EXERCISE DETAILS: Images are excluded; otherwise, output every record exactly.

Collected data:
•••••
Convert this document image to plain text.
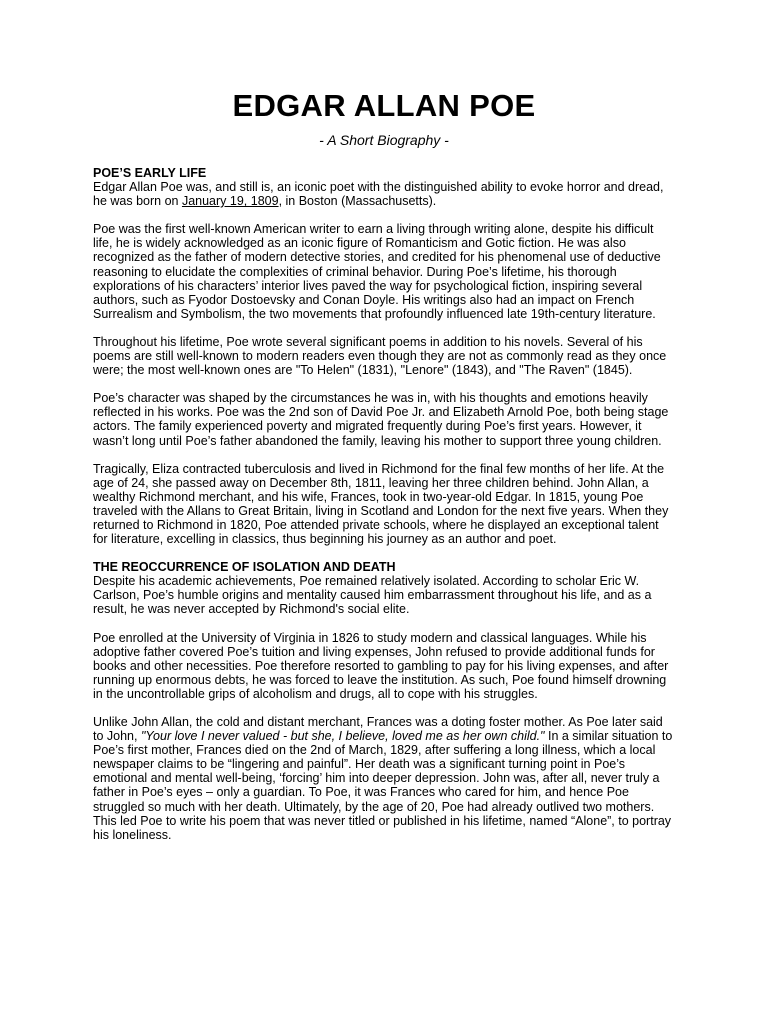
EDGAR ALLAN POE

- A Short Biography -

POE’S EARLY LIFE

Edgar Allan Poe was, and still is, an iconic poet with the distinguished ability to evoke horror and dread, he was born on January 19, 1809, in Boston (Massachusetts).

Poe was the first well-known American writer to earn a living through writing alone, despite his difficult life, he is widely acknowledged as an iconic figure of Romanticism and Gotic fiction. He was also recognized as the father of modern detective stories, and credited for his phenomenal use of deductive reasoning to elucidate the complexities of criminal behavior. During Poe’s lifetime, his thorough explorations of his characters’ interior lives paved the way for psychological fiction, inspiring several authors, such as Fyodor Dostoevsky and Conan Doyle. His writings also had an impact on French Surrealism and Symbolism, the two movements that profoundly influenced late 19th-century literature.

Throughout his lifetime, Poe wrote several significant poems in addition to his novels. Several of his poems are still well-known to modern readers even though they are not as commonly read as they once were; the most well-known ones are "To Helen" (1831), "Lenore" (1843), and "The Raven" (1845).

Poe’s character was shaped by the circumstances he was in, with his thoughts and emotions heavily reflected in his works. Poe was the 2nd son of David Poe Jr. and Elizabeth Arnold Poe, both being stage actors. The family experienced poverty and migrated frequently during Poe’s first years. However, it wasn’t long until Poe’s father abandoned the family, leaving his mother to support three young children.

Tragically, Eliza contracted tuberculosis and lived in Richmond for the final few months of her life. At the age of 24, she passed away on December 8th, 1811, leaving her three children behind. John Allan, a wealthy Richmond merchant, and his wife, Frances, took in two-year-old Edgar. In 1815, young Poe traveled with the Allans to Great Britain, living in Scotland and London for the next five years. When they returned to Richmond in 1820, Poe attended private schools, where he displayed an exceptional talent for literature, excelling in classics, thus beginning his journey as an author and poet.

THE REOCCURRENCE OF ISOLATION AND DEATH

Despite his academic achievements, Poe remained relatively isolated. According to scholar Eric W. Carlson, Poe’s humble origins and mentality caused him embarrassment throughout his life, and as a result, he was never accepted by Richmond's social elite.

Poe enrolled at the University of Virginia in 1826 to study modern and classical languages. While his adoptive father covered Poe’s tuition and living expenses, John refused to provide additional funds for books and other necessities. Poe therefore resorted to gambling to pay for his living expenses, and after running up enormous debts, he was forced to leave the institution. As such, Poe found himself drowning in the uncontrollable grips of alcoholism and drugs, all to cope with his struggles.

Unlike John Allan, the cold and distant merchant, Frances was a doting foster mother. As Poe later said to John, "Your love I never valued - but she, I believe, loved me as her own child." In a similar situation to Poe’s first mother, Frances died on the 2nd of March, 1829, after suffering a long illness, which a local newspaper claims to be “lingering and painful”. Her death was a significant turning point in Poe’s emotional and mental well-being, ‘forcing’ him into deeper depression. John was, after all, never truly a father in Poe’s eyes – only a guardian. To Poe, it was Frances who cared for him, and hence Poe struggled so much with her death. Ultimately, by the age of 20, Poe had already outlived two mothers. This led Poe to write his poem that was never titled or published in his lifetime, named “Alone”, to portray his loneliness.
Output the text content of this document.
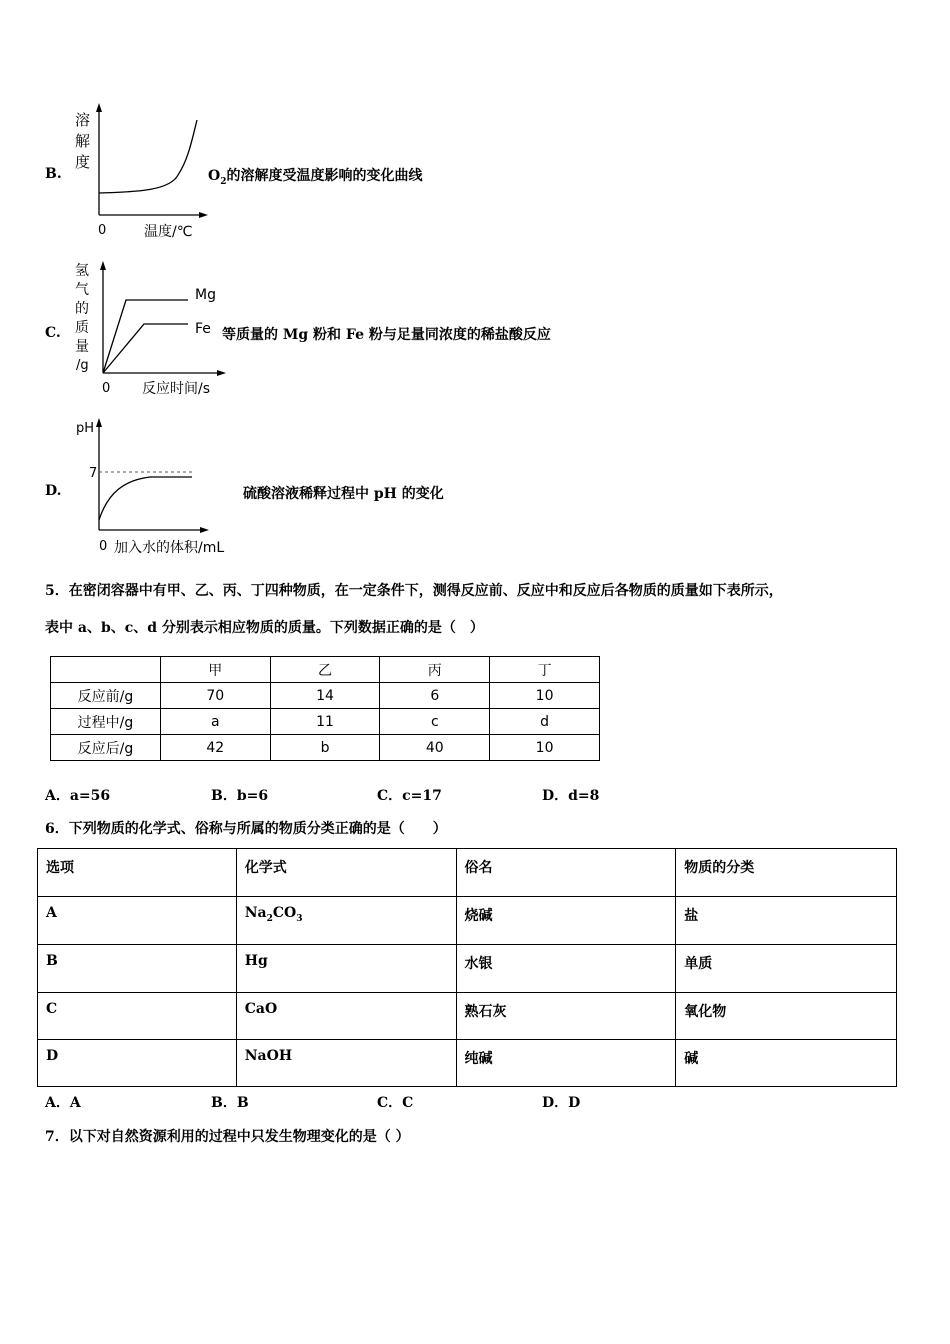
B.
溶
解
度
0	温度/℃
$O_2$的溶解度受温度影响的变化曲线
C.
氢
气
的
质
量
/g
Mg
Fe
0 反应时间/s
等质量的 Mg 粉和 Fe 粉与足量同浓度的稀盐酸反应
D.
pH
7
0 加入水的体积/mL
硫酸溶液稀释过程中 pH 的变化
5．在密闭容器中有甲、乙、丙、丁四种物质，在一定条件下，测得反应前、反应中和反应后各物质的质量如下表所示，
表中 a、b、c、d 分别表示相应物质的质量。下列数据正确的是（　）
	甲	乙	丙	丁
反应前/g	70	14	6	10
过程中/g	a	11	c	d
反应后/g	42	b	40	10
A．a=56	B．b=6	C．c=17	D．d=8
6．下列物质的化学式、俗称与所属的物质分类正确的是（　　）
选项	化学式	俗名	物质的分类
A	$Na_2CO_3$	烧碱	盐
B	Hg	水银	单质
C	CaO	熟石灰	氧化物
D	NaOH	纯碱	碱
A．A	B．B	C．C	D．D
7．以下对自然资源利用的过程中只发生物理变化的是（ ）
•••••
SOLUTION TO THE PROBLEM:
Convert this document image to plain text.
EDGAR ALLAN POE

- A Short Biography -

POE’S EARLY LIFE

Edgar Allan Poe was, and still is, an iconic poet with the distinguished ability to evoke horror and dread, he was born on January 19, 1809, in Boston (Massachusetts).

Poe was the first well-known American writer to earn a living through writing alone, despite his difficult life, he is widely acknowledged as an iconic figure of Romanticism and Gotic fiction. He was also recognized as the father of modern detective stories, and credited for his phenomenal use of deductive reasoning to elucidate the complexities of criminal behavior. During Poe’s lifetime, his thorough explorations of his characters’ interior lives paved the way for psychological fiction, inspiring several authors, such as Fyodor Dostoevsky and Conan Doyle. His writings also had an impact on French Surrealism and Symbolism, the two movements that profoundly influenced late 19th-century literature.

Throughout his lifetime, Poe wrote several significant poems in addition to his novels. Several of his poems are still well-known to modern readers even though they are not as commonly read as they once were; the most well-known ones are "To Helen" (1831), "Lenore" (1843), and "The Raven" (1845).

Poe’s character was shaped by the circumstances he was in, with his thoughts and emotions heavily reflected in his works. Poe was the 2nd son of David Poe Jr. and Elizabeth Arnold Poe, both being stage actors. The family experienced poverty and migrated frequently during Poe’s first years. However, it wasn’t long until Poe’s father abandoned the family, leaving his mother to support three young children.

Tragically, Eliza contracted tuberculosis and lived in Richmond for the final few months of her life. At the age of 24, she passed away on December 8th, 1811, leaving her three children behind. John Allan, a wealthy Richmond merchant, and his wife, Frances, took in two-year-old Edgar. In 1815, young Poe traveled with the Allans to Great Britain, living in Scotland and London for the next five years. When they returned to Richmond in 1820, Poe attended private schools, where he displayed an exceptional talent for literature, excelling in classics, thus beginning his journey as an author and poet.

THE REOCCURRENCE OF ISOLATION AND DEATH

Despite his academic achievements, Poe remained relatively isolated. According to scholar Eric W. Carlson, Poe’s humble origins and mentality caused him embarrassment throughout his life, and as a result, he was never accepted by Richmond's social elite.

Poe enrolled at the University of Virginia in 1826 to study modern and classical languages. While his adoptive father covered Poe’s tuition and living expenses, John refused to provide additional funds for books and other necessities. Poe therefore resorted to gambling to pay for his living expenses, and after running up enormous debts, he was forced to leave the institution. As such, Poe found himself drowning in the uncontrollable grips of alcoholism and drugs, all to cope with his struggles.

Unlike John Allan, the cold and distant merchant, Frances was a doting foster mother. As Poe later said to John, "Your love I never valued - but she, I believe, loved me as her own child." In a similar situation to Poe’s first mother, Frances died on the 2nd of March, 1829, after suffering a long illness, which a local newspaper claims to be “lingering and painful”. Her death was a significant turning point in Poe’s emotional and mental well-being, ‘forcing’ him into deeper depression. John was, after all, never truly a father in Poe’s eyes – only a guardian. To Poe, it was Frances who cared for him, and hence Poe struggled so much with her death. Ultimately, by the age of 20, Poe had already outlived two mothers. This led Poe to write his poem that was never titled or published in his lifetime, named “Alone”, to portray his loneliness.
Output the text content of this document.
B.
溶
解
度
0	温度/℃
$O_2$的溶解度受温度影响的变化曲线
C.
氢
气
的
质
量
/g
Mg
Fe
0 反应时间/s
等质量的 Mg 粉和 Fe 粉与足量同浓度的稀盐酸反应
D.
pH
7
0 加入水的体积/mL
硫酸溶液稀释过程中 pH 的变化
5．在密闭容器中有甲、乙、丙、丁四种物质，在一定条件下，测得反应前、反应中和反应后各物质的质量如下表所示，
表中 a、b、c、d 分别表示相应物质的质量。下列数据正确的是（　）
	甲	乙	丙	丁
反应前/g	70	14	6	10
过程中/g	a	11	c	d
反应后/g	42	b	40	10
A．a=56	B．b=6	C．c=17	D．d=8
6．下列物质的化学式、俗称与所属的物质分类正确的是（　　）
选项	化学式	俗名	物质的分类
A	$Na_2CO_3$	烧碱	盐
B	Hg	水银	单质
C	CaO	熟石灰	氧化物
D	NaOH	纯碱	碱
A．A	B．B	C．C	D．D
7．以下对自然资源利用的过程中只发生物理变化的是（ ）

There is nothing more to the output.